RECORDS PROVIDED:
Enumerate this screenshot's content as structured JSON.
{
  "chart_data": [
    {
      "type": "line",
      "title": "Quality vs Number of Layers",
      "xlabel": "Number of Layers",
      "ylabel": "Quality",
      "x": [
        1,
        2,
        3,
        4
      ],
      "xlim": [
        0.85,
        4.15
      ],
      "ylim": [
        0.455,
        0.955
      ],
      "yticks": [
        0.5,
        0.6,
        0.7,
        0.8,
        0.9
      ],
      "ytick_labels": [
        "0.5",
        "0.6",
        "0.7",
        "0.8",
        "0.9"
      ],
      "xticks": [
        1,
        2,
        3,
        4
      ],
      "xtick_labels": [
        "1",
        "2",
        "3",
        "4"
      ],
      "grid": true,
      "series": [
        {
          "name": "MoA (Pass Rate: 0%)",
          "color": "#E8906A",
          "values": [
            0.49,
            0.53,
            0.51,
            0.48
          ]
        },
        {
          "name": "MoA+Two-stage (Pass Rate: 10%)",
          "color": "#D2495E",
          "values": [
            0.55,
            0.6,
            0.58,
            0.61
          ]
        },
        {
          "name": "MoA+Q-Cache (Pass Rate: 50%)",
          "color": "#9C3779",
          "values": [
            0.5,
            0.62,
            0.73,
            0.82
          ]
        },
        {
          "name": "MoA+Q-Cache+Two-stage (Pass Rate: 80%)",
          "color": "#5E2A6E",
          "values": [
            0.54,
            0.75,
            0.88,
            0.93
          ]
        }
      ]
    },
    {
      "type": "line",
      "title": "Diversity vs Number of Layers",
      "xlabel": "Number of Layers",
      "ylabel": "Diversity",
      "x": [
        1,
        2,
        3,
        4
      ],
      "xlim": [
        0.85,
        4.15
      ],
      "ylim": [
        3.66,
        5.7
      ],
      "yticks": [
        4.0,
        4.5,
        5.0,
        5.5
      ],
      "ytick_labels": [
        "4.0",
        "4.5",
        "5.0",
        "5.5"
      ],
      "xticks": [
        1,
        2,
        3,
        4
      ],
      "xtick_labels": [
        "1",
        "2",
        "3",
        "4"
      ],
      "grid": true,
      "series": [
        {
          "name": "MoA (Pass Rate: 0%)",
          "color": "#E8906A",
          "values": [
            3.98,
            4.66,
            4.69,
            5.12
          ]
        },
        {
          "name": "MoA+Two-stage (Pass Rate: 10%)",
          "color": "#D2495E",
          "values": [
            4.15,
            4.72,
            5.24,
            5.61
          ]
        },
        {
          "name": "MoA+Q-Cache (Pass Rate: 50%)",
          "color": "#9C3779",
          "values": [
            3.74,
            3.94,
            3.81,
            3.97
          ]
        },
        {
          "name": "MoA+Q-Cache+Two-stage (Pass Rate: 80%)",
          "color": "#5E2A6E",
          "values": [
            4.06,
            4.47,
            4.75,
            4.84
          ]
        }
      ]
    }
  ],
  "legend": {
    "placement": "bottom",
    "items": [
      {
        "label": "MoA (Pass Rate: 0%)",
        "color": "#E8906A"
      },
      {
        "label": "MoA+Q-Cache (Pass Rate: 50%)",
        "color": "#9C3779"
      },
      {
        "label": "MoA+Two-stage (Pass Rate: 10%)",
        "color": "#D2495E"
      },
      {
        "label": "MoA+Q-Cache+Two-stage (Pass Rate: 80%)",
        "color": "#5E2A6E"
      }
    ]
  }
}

EXERCISE:
Return every line above that contains the word "Layers".

THE RESULT:
      "title": "Quality vs Number of Layers",
      "xlabel": "Number of Layers",
      "title": "Diversity vs Number of Layers",
      "xlabel": "Number of Layers",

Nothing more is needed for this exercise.